- **Given exercise**: From the listing that follows, output everything exactly except the pictures.
## Start Records shown
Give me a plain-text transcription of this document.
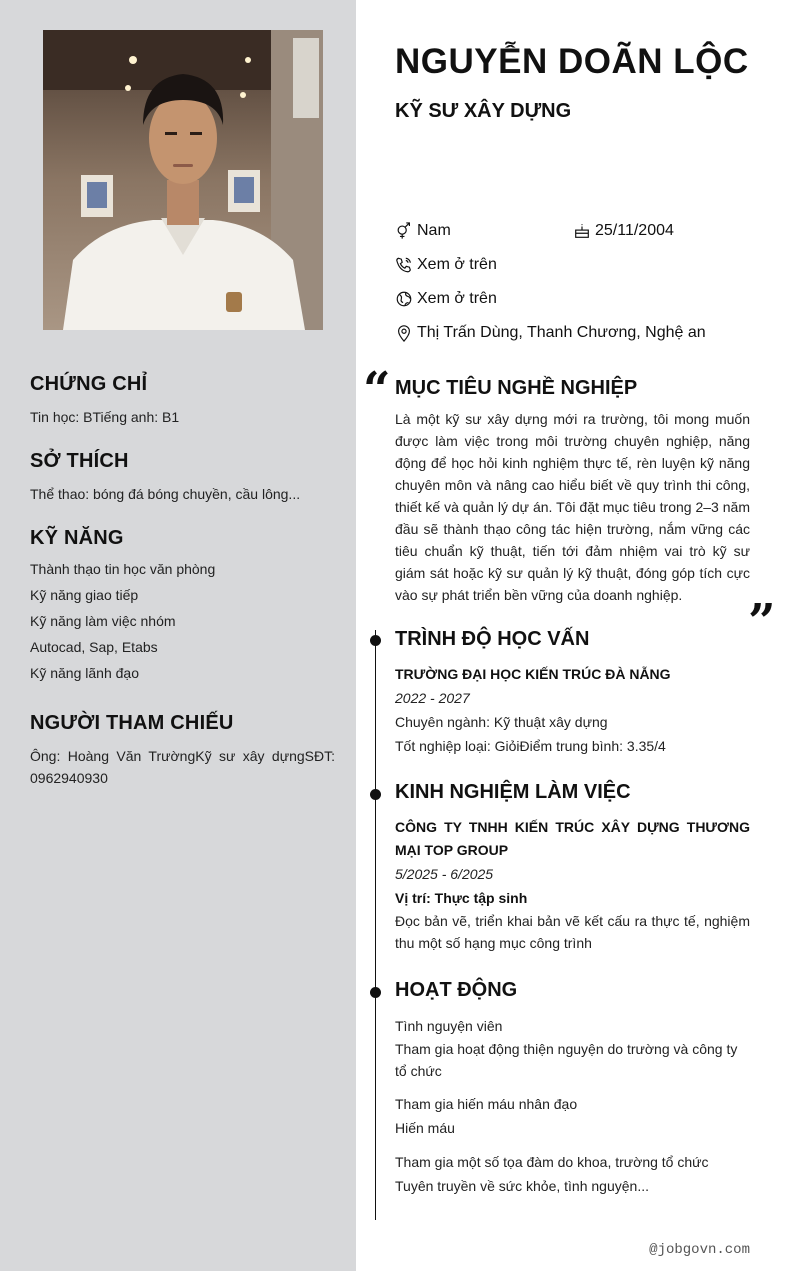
CHỨNG CHỈ
Tin học: BTiếng anh: B1
SỞ THÍCH
Thể thao: bóng đá bóng chuyền, cầu lông...
KỸ NĂNG
Thành thạo tin học văn phòng
Kỹ năng giao tiếp
Kỹ năng làm việc nhóm
Autocad, Sap, Etabs
Kỹ năng lãnh đạo
NGƯỜI THAM CHIẾU
Ông: Hoàng Văn TrườngKỹ sư xây dựngSĐT: 0962940930
NGUYỄN DOÃN LỘC
KỸ SƯ XÂY DỰNG
Nam	25/11/2004
Xem ở trên
Xem ở trên
Thị Trấn Dùng, Thanh Chương, Nghệ an
“ MỤC TIÊU NGHỀ NGHIỆP
Là một kỹ sư xây dựng mới ra trường, tôi mong muốn được làm việc trong môi trường chuyên nghiệp, năng động để học hỏi kinh nghiệm thực tế, rèn luyện kỹ năng chuyên môn và nâng cao hiểu biết về quy trình thi công, thiết kế và quản lý dự án. Tôi đặt mục tiêu trong 2–3 năm đầu sẽ thành thạo công tác hiện trường, nắm vững các tiêu chuẩn kỹ thuật, tiến tới đảm nhiệm vai trò kỹ sư giám sát hoặc kỹ sư quản lý kỹ thuật, đóng góp tích cực vào sự phát triển bền vững của doanh nghiệp.	”
TRÌNH ĐỘ HỌC VẤN
TRƯỜNG ĐẠI HỌC KIẾN TRÚC ĐÀ NẴNG
2022 - 2027
Chuyên ngành: Kỹ thuật xây dựng
Tốt nghiệp loại: GiỏiĐiểm trung bình: 3.35/4
KINH NGHIỆM LÀM VIỆC
CÔNG TY TNHH KIẾN TRÚC XÂY DỰNG THƯƠNG MẠI TOP GROUP
5/2025 - 6/2025
Vị trí: Thực tập sinh
Đọc bản vẽ, triển khai bản vẽ kết cấu ra thực tế, nghiệm thu một số hạng mục công trình
HOẠT ĐỘNG
Tình nguyện viên
Tham gia hoạt động thiện nguyện do trường và công ty tổ chức
Tham gia hiến máu nhân đạo
Hiến máu
Tham gia một số tọa đàm do khoa, trường tổ chức
Tuyên truyền về sức khỏe, tình nguyện...
@jobgovn.com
## End Records shown
- **Completed exercise**:
Give me a plain-text transcription of this document.
CHỨNG CHỈ
Tin học: BTiếng anh: B1
SỞ THÍCH
Thể thao: bóng đá bóng chuyền, cầu lông...
KỸ NĂNG
Thành thạo tin học văn phòng
Kỹ năng giao tiếp
Kỹ năng làm việc nhóm
Autocad, Sap, Etabs
Kỹ năng lãnh đạo
NGƯỜI THAM CHIẾU
Ông: Hoàng Văn TrườngKỹ sư xây dựngSĐT: 0962940930
NGUYỄN DOÃN LỘC
KỸ SƯ XÂY DỰNG
Nam	25/11/2004
Xem ở trên
Xem ở trên
Thị Trấn Dùng, Thanh Chương, Nghệ an
“ MỤC TIÊU NGHỀ NGHIỆP
Là một kỹ sư xây dựng mới ra trường, tôi mong muốn được làm việc trong môi trường chuyên nghiệp, năng động để học hỏi kinh nghiệm thực tế, rèn luyện kỹ năng chuyên môn và nâng cao hiểu biết về quy trình thi công, thiết kế và quản lý dự án. Tôi đặt mục tiêu trong 2–3 năm đầu sẽ thành thạo công tác hiện trường, nắm vững các tiêu chuẩn kỹ thuật, tiến tới đảm nhiệm vai trò kỹ sư giám sát hoặc kỹ sư quản lý kỹ thuật, đóng góp tích cực vào sự phát triển bền vững của doanh nghiệp.	”
TRÌNH ĐỘ HỌC VẤN
TRƯỜNG ĐẠI HỌC KIẾN TRÚC ĐÀ NẴNG
2022 - 2027
Chuyên ngành: Kỹ thuật xây dựng
Tốt nghiệp loại: GiỏiĐiểm trung bình: 3.35/4
KINH NGHIỆM LÀM VIỆC
CÔNG TY TNHH KIẾN TRÚC XÂY DỰNG THƯƠNG MẠI TOP GROUP
5/2025 - 6/2025
Vị trí: Thực tập sinh
Đọc bản vẽ, triển khai bản vẽ kết cấu ra thực tế, nghiệm thu một số hạng mục công trình
HOẠT ĐỘNG
Tình nguyện viên
Tham gia hoạt động thiện nguyện do trường và công ty tổ chức
Tham gia hiến máu nhân đạo
Hiến máu
Tham gia một số tọa đàm do khoa, trường tổ chức
Tuyên truyền về sức khỏe, tình nguyện...
@jobgovn.com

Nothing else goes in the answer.